* _Requirements_:
Every line that includes the word "Read" is to be listed.

* _Provided information_:

━━━━━━━━━━━━━━━━━━━━━━━━━━━━━━

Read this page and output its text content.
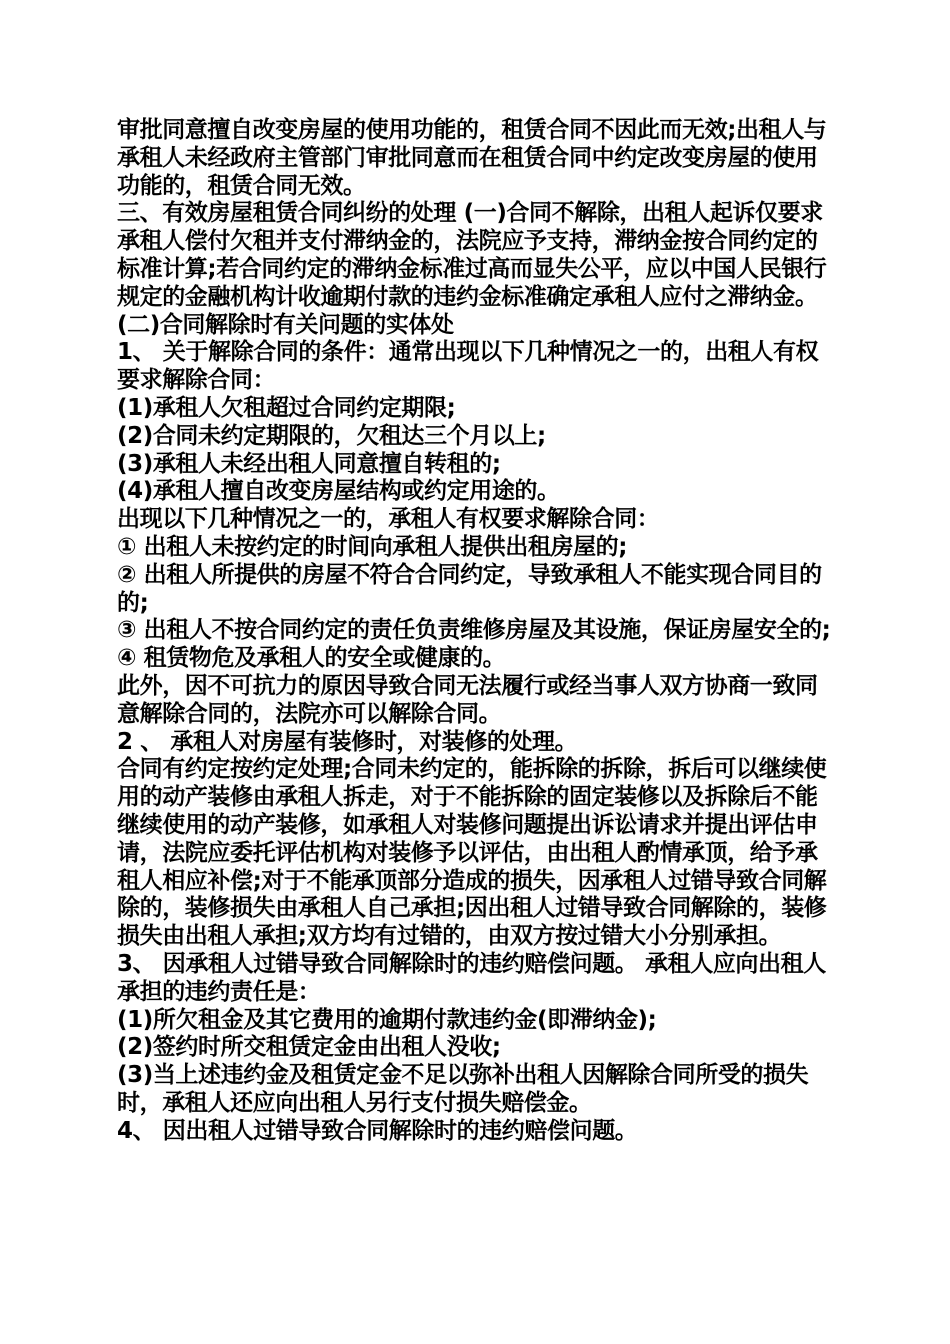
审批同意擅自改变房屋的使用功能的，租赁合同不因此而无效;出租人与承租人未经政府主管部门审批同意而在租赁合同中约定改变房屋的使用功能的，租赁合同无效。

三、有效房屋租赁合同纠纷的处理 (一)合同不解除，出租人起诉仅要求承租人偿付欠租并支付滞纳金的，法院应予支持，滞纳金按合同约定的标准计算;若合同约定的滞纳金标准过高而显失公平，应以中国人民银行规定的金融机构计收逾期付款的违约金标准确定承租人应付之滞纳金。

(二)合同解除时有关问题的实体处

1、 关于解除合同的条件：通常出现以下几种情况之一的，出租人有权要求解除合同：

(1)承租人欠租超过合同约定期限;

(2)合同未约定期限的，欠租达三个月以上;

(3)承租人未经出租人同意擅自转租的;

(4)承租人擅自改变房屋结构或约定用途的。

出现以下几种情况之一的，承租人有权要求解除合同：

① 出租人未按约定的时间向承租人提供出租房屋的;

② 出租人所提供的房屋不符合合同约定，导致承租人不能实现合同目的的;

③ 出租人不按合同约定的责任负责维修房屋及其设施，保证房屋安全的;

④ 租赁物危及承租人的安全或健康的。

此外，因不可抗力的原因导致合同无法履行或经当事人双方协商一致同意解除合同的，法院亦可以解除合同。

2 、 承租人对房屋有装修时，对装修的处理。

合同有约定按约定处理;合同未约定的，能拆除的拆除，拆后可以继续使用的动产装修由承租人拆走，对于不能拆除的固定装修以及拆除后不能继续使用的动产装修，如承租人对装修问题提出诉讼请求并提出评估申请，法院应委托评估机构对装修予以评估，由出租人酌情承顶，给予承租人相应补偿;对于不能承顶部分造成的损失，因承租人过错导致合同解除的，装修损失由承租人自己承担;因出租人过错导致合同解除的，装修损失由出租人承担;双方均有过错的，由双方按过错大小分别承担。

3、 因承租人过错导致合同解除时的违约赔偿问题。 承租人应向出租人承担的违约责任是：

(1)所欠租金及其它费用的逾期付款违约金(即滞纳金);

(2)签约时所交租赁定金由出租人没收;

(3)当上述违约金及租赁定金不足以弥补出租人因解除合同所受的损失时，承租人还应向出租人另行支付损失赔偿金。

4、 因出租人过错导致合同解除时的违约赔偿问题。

━━━━━━━━━━━━━━━━━━━━━━━━━━━━━━

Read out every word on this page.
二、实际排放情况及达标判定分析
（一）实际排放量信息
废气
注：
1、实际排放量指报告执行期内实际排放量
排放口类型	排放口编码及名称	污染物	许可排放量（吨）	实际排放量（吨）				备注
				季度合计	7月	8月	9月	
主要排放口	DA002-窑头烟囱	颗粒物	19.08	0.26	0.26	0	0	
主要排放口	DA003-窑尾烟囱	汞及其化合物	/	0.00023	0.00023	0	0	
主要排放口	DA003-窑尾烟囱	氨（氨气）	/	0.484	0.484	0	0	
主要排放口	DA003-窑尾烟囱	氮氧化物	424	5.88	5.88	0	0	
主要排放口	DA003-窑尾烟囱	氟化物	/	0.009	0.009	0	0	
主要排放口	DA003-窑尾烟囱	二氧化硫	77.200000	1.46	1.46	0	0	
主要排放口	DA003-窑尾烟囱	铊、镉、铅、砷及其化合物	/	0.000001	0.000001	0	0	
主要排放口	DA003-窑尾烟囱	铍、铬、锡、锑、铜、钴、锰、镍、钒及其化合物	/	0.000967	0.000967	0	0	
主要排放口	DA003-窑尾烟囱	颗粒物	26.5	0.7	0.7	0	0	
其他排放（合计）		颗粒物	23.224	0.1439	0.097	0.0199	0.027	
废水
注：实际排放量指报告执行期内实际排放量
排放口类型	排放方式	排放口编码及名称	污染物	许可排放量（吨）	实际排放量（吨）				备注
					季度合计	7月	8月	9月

━━━━━━━━━━━━━━━━━━━━━━━━━━━━━━

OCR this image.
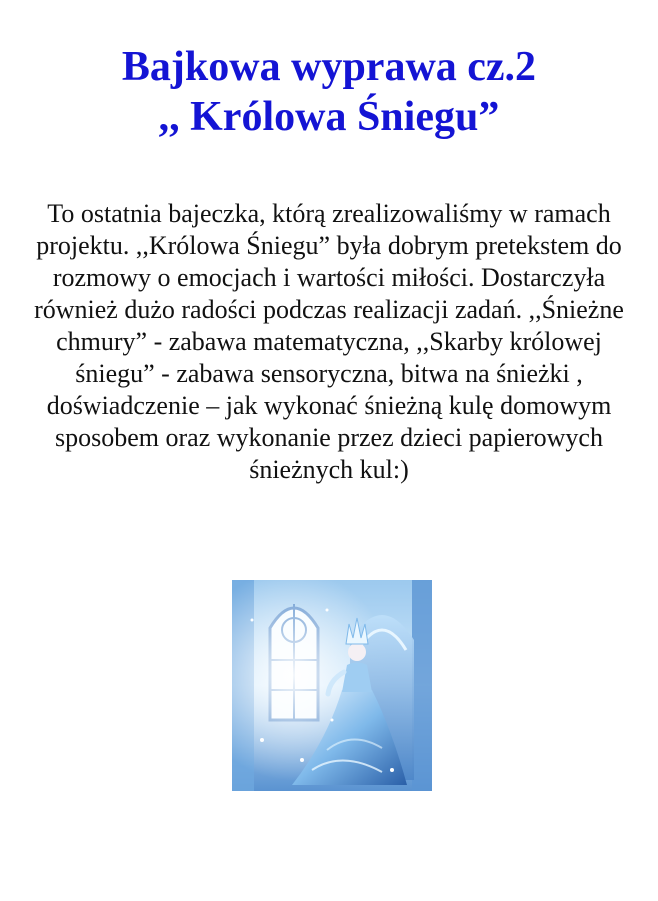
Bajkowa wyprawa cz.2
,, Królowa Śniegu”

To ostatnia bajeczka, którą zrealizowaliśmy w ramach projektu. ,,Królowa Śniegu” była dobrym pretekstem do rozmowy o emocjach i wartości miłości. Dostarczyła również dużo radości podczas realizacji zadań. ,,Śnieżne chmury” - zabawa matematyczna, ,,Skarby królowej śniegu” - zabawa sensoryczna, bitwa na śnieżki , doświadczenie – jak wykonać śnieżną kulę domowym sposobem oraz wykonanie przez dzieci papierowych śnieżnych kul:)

━━━━━━━━━━━━━━━━━━━━━━━━━━━━━━

* _The solution_:
Read this page and output its text content.
Read out every word on this page.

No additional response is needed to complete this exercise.